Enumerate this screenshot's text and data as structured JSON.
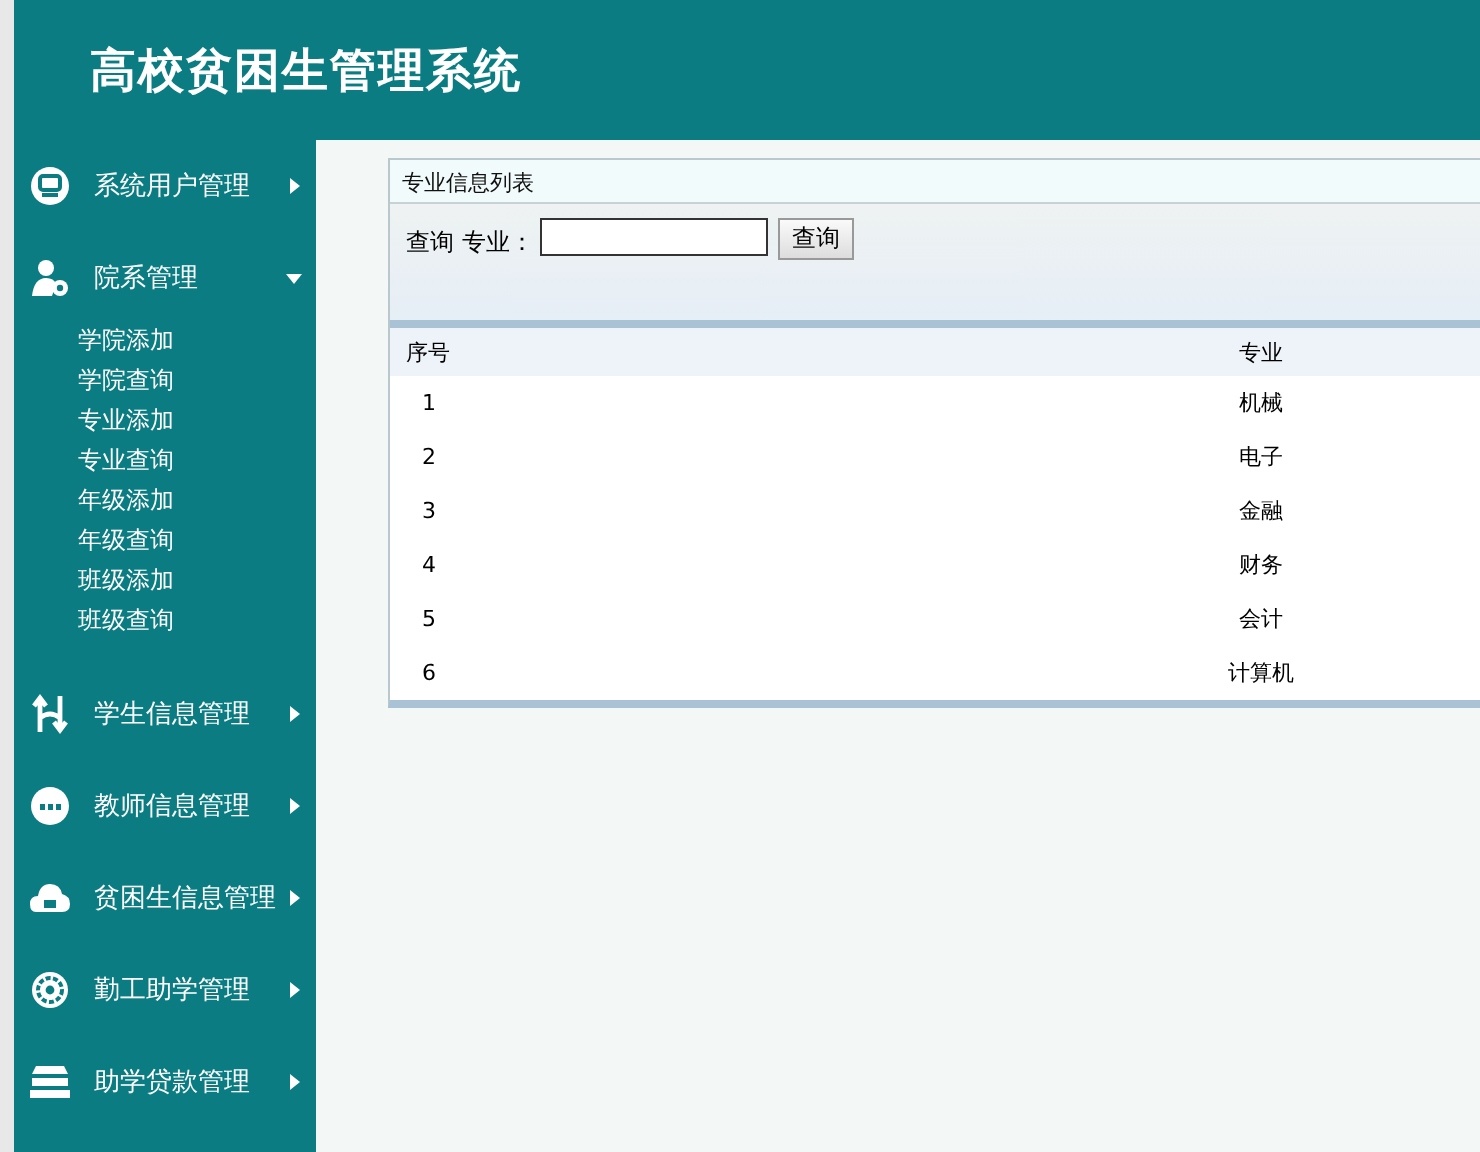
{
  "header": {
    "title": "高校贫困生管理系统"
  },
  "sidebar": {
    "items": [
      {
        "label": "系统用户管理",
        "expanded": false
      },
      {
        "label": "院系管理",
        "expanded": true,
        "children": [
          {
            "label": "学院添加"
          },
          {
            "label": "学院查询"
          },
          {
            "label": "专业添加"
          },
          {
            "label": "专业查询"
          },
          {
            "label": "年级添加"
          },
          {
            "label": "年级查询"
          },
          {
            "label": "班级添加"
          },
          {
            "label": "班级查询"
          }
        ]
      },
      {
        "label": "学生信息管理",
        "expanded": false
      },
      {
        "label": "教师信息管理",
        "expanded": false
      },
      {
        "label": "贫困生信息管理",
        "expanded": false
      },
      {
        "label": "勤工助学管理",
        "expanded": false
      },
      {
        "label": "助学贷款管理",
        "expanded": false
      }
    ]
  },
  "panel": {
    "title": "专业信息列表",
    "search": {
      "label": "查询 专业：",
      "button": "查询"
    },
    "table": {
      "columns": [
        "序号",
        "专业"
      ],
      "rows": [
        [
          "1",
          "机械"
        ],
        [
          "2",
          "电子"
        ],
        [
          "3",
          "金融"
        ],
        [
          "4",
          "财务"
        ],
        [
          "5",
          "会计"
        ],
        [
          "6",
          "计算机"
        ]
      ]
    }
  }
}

****************************************

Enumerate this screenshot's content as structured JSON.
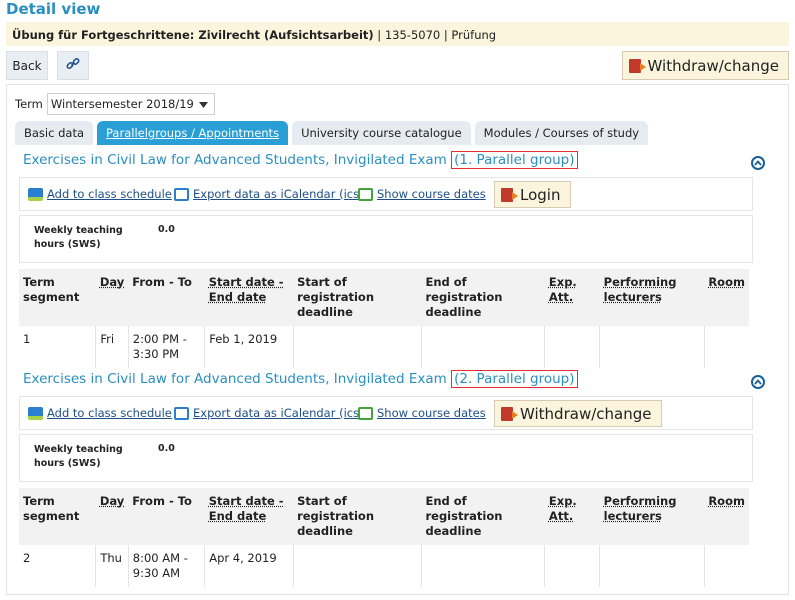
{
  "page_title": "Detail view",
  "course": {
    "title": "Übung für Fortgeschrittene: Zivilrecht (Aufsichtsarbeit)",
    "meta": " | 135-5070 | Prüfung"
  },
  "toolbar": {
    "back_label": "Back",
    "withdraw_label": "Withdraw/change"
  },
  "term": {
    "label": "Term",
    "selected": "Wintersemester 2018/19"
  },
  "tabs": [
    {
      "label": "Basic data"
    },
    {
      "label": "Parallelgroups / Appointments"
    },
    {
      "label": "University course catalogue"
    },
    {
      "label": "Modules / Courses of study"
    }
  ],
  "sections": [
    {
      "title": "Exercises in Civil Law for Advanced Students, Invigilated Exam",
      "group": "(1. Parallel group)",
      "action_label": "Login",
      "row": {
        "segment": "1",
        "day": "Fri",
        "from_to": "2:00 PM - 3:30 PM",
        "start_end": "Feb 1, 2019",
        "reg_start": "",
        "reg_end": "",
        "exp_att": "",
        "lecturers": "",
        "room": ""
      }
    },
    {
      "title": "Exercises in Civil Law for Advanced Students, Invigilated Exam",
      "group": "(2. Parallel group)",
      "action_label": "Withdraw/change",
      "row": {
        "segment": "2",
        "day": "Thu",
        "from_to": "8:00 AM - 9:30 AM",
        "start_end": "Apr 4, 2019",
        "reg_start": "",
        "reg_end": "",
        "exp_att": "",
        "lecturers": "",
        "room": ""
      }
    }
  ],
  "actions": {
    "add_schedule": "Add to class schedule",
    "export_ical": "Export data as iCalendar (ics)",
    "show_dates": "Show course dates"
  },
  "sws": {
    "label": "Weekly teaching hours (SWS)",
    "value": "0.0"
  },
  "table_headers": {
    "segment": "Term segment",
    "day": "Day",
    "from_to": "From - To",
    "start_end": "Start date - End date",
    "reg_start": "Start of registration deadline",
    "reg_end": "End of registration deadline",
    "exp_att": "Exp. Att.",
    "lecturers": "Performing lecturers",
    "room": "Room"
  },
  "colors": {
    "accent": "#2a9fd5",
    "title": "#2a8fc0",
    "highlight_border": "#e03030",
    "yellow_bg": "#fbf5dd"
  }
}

****************************************

Write out each line of the data that holds the string "segment".

◆ **ANSWER TO THE EXERCISE**
        "segment": "1",
        "segment": "2",
    "segment": "Term segment",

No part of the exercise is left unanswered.